# start of RECORDS FOR THIS TASK
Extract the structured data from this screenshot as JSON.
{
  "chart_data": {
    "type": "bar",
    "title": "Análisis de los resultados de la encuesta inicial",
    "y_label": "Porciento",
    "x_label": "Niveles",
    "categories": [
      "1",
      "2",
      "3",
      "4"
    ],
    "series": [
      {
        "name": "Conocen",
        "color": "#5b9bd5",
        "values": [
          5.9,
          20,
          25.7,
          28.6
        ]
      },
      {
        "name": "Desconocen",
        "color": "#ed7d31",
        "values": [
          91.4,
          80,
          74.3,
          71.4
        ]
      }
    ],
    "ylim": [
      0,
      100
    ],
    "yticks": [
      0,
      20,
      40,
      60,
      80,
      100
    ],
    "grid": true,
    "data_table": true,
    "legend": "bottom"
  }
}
# end of RECORDS FOR THIS TASK
• _GIVEN PROBLEM_:
Retype the material above, line by line, exactly.

• _PROBLEM SOLUTION_:
Extract the structured data from this screenshot as JSON.
{
  "chart_data": {
    "type": "bar",
    "title": "Análisis de los resultados de la encuesta inicial",
    "y_label": "Porciento",
    "x_label": "Niveles",
    "categories": [
      "1",
      "2",
      "3",
      "4"
    ],
    "series": [
      {
        "name": "Conocen",
        "color": "#5b9bd5",
        "values": [
          5.9,
          20,
          25.7,
          28.6
        ]
      },
      {
        "name": "Desconocen",
        "color": "#ed7d31",
        "values": [
          91.4,
          80,
          74.3,
          71.4
        ]
      }
    ],
    "ylim": [
      0,
      100
    ],
    "yticks": [
      0,
      20,
      40,
      60,
      80,
      100
    ],
    "grid": true,
    "data_table": true,
    "legend": "bottom"
  }
}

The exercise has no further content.